RECORDS SHOWN -
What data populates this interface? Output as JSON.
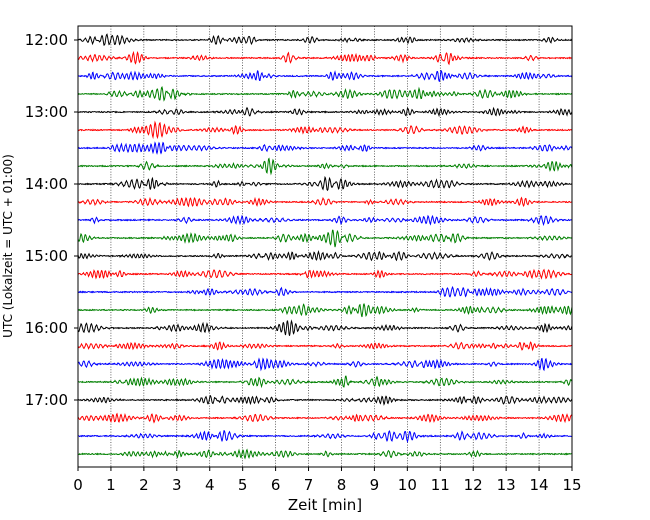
{
  "chart_data": {
    "type": "line",
    "title": "",
    "xlabel": "Zeit  [min]",
    "ylabel": "UTC (Lokalzeit = UTC + 01:00)",
    "xlim": [
      0,
      15
    ],
    "x_ticks": [
      "0",
      "1",
      "2",
      "3",
      "4",
      "5",
      "6",
      "7",
      "8",
      "9",
      "10",
      "11",
      "12",
      "13",
      "14",
      "15"
    ],
    "y_tick_labels": [
      "12:00",
      "13:00",
      "14:00",
      "15:00",
      "16:00",
      "17:00"
    ],
    "trace_interval_min": 15,
    "trace_start": "12:00",
    "trace_count": 24,
    "trace_colors": [
      "#000000",
      "#ff0000",
      "#0000ff",
      "#008000"
    ],
    "grid": {
      "x": "dotted",
      "y": "none"
    }
  }
}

THE REQUEST -
Above are records to transcribe exactly; leave their pictures out.

CORRECT RESPONSE -
What data populates this interface? Output as JSON.
{
  "chart_data": {
    "type": "line",
    "title": "",
    "xlabel": "Zeit  [min]",
    "ylabel": "UTC (Lokalzeit = UTC + 01:00)",
    "xlim": [
      0,
      15
    ],
    "x_ticks": [
      "0",
      "1",
      "2",
      "3",
      "4",
      "5",
      "6",
      "7",
      "8",
      "9",
      "10",
      "11",
      "12",
      "13",
      "14",
      "15"
    ],
    "y_tick_labels": [
      "12:00",
      "13:00",
      "14:00",
      "15:00",
      "16:00",
      "17:00"
    ],
    "trace_interval_min": 15,
    "trace_start": "12:00",
    "trace_count": 24,
    "trace_colors": [
      "#000000",
      "#ff0000",
      "#0000ff",
      "#008000"
    ],
    "grid": {
      "x": "dotted",
      "y": "none"
    }
  }
}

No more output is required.